====== GIVEN PASSAGE

Claudia Angelmaier
Nina Ebbinghaus
Claudia Fahrenkemper
Annabelle Furstenau
Ralph Samuel Grossmann
Helmut Volter
Christoph Schaden
The group show brings together six contemporary positions in photography dealing with the complex theme of plants in the city. Participating artists: Claudia Angelmaier, Nina Ebbinghaus, Claudia Fahrenkemper, Annabelle Furstenau, Ralph Samuel Grossmann and Helmut Volter.
Curator Dr. Christoph Schaden, Cologne
Those sitting on their idle seats in the country are ridiculous in their plant-like existence.
Hagedorn
Plant, neutral...a universal word uniting all that grows.
Jacob and Wilhelm Grimm
Ideas grow, cities grow, plants grow. This year the Alfred Ehrhardt Foundation is dedicating its
summer exhibition, titled Urban Growths, to a surprising aspect of contemporary photography.
The group show brings together six contemporary positions in photography dealing with the
complex theme of plants in the city.
With Urban Growths. Positions in Contemporary Plant Photography the Alfred Ehrhardt Foundation
is continuing its series of exhibitions featuring contemporary photographers, who—in keeping with
Alfred Ehrhardt’s thematic focus—examine nature and the construction of the natural.
In his 2006 Handbuch der wildwachsenden Großstadtpflanzen (Handbook of Wild-growing
Metropolitan Plants) the Leipzig artist Helmut Völter managed to redefine the floral in urban
space. "At first glance the city is an alien, if not hostile, environment for plants. The bare ground
that remains in between densely packed buildings is underrun by the subterranean structures of
the city, loaded with contaminants, trampled and flattened by pedestrians and cars. A closer look,
an observant walk, shows that despite these difficult conditions a wild-growing, independent flora
has developed in the city." The painstaking photo documentations of Helmut Völter emphatically
contest the supposed niche existence that plants are said to lead in the city with images of
abandoned lots they have reclaimed. His research opens up a creative counter-perspective and
simultaneously serves as the starting point for the exhibition Urban Growths, which sometimes
even ventures a statement on civilization. For example, in her six-part color series Nina
Ebbinghaus from Dortmund documents types of plants that have clearly immigrated to Germany.
The "invaders" in these portraits include "aquatic migrants" and "naturalized" residents, which have
illicitly entered Germany by air or water.
In contrast, in her photographic works Claudia Angelmaier from Leipzig analyzes traditional,
"highly cultivated" images that have influenced collective visions of plants. Dürer’s works Das große
Rasenstück (The Great Turf) and Akelei (The Columbine) are each shown in large tableaus of
carefully arranged book reproductions. These compositions are not without irony in the way they
draw on the traditional images and projected notions of plants in urban "cultural space."
Annabelle Fürstenau offers a surgical view of the floral world. Her photographs are the result of
a laborious process of dissecting individual flowers and plants, in which their fragile components
laid out in sequence according to shape and size. For the viewer such systems of organization
evoke both a painful and aestheticizing distance to objects at hand. The work is a radical
investigation on the elements precisely defining contemporary plant species.

============
====== PROVIDED DATA

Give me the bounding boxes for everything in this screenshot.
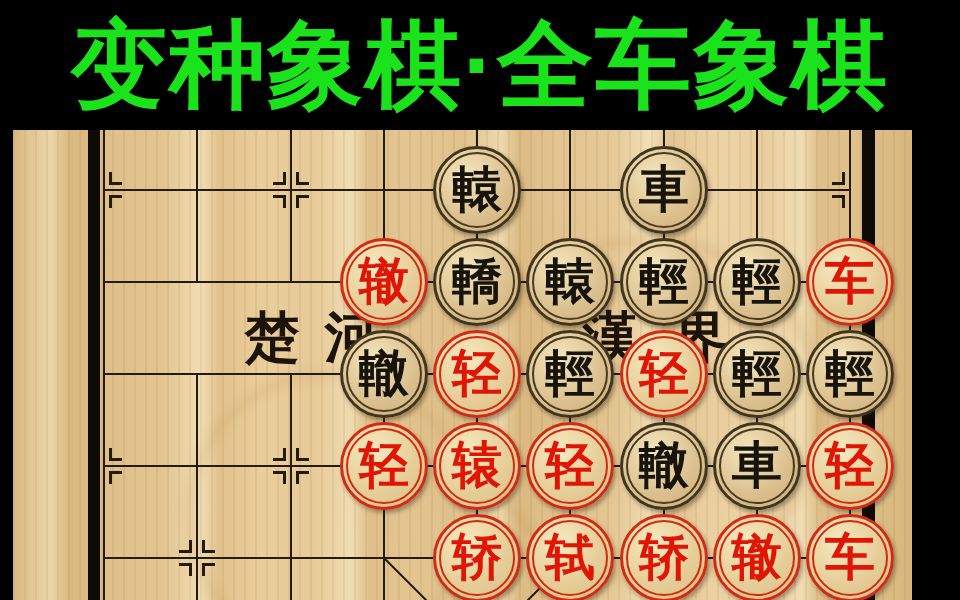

============

== EXERCISE 1 ==
Do these statements agree with the Urban Growths text? For each, answer yes or no and quote the words that decide it.
(a) Helmut Völter's handbook of city plants came out in 2006.
(b) Nina Ebbinghaus comes from Leipzig.
(c) The curator of the show is based in Cologne.
== EXERCISE 2 ==
Can you repeat the Urban Growths text word for word, beginning at the words that have "Annabelle Fürstenau offers" and stopping after "contemporary plant species."?

== RESULT 1 ==
(a) Yes: "In his 2006 Handbuch der wildwachsenden Großstadtpflanzen"
(b) No: "Nina Ebbinghaus from Dortmund"
(c) Yes: "Curator Dr. Christoph Schaden, Cologne"

== RESULT 2 ==
Annabelle Fürstenau offers a surgical view of the floral world. Her photographs are the result of
a laborious process of dissecting individual flowers and plants, in which their fragile components
laid out in sequence according to shape and size. For the viewer such systems of organization
evoke both a painful and aestheticizing distance to objects at hand. The work is a radical
investigation on the elements precisely defining contemporary plant species.